Effortless Living



November 2016

By Shivi Verma

Instead of fighting against the tide, it is possible to ride the high wave of effortlessness, spontaneity and joy, says Shivi Verma

Surfing a Wave. Bali Island. Indonesia.

When we were children, life gushed through us like a young mountain river, dancing, frolicking, and cavorting her way down the rocky hills. We sprang out of bed at daybreak, spent the day in tireless activities, and had to be coerced to go to sleep at night by our harried parents.

As a child I used to wonder how elders could nap after lunch. While they snored, after exhorting us to go to sleep, we kids used to stealthily sneak out of the room and spend the afternoon playing, squealing, running, swinging or climbing trees. Sloth or inertia were alien to us and life meant endless joy, hope, sunshine and possibilities. The only thing we resented was the control of parents over our lives, and we wanted to grow up fast to be able to live our lives on our terms and do what pleased us. Our dreams were woven around becoming ballet dancers, ice-skaters, tennis players, actors, and magicians. Life waltzed on ball bearings.“Childhood is the best time of your life. There are no responsibilities to bog you down,” my mother used to often tell us. But I could never understand this. For me adulthood signified the freedom to do what you wanted to, and I was aching to take the reins of life in my own hands.But as I grew, I realised life was not a bed of roses. There were enough conditions, curbs and expectations to rein the horses of childlike enthusiasm, and cause them to jogtrot through life.

### Given data
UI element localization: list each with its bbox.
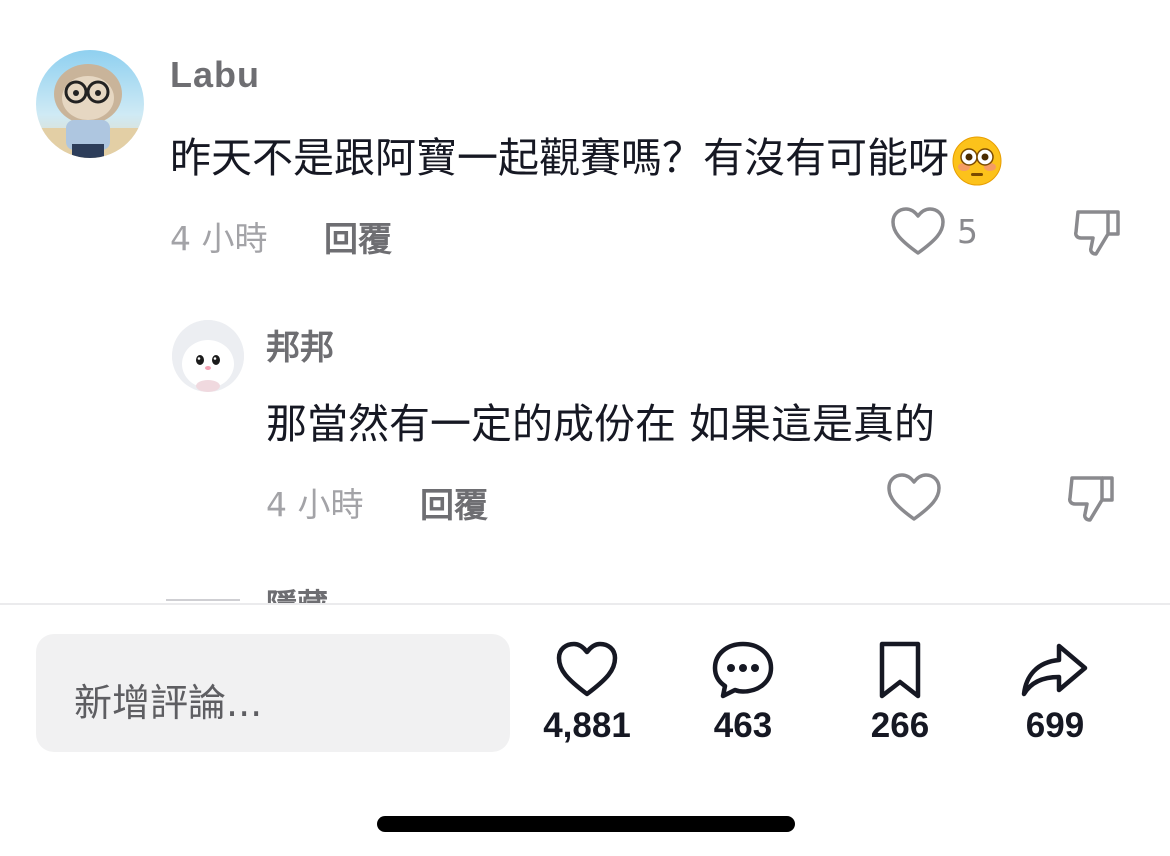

### Exercises
[1] In the passage on effortless living, which time of life did the author's mother often call the best, and for what reason?
[2] Set down the passage on effortless living word for word, starting with "Effortless Living" and going on through "our harried parents.".

### Solved tasks
[1] Childhood, because there are no responsibilities to bog you down.

[2]
Effortless Living



November 2016

By Shivi Verma

Instead of fighting against the tide, it is possible to ride the high wave of effortlessness, spontaneity and joy, says Shivi Verma

Surfing a Wave. Bali Island. Indonesia.

When we were children, life gushed through us like a young mountain river, dancing, frolicking, and cavorting her way down the rocky hills. We sprang out of bed at daybreak, spent the day in tireless activities, and had to be coerced to go to sleep at night by our harried parents.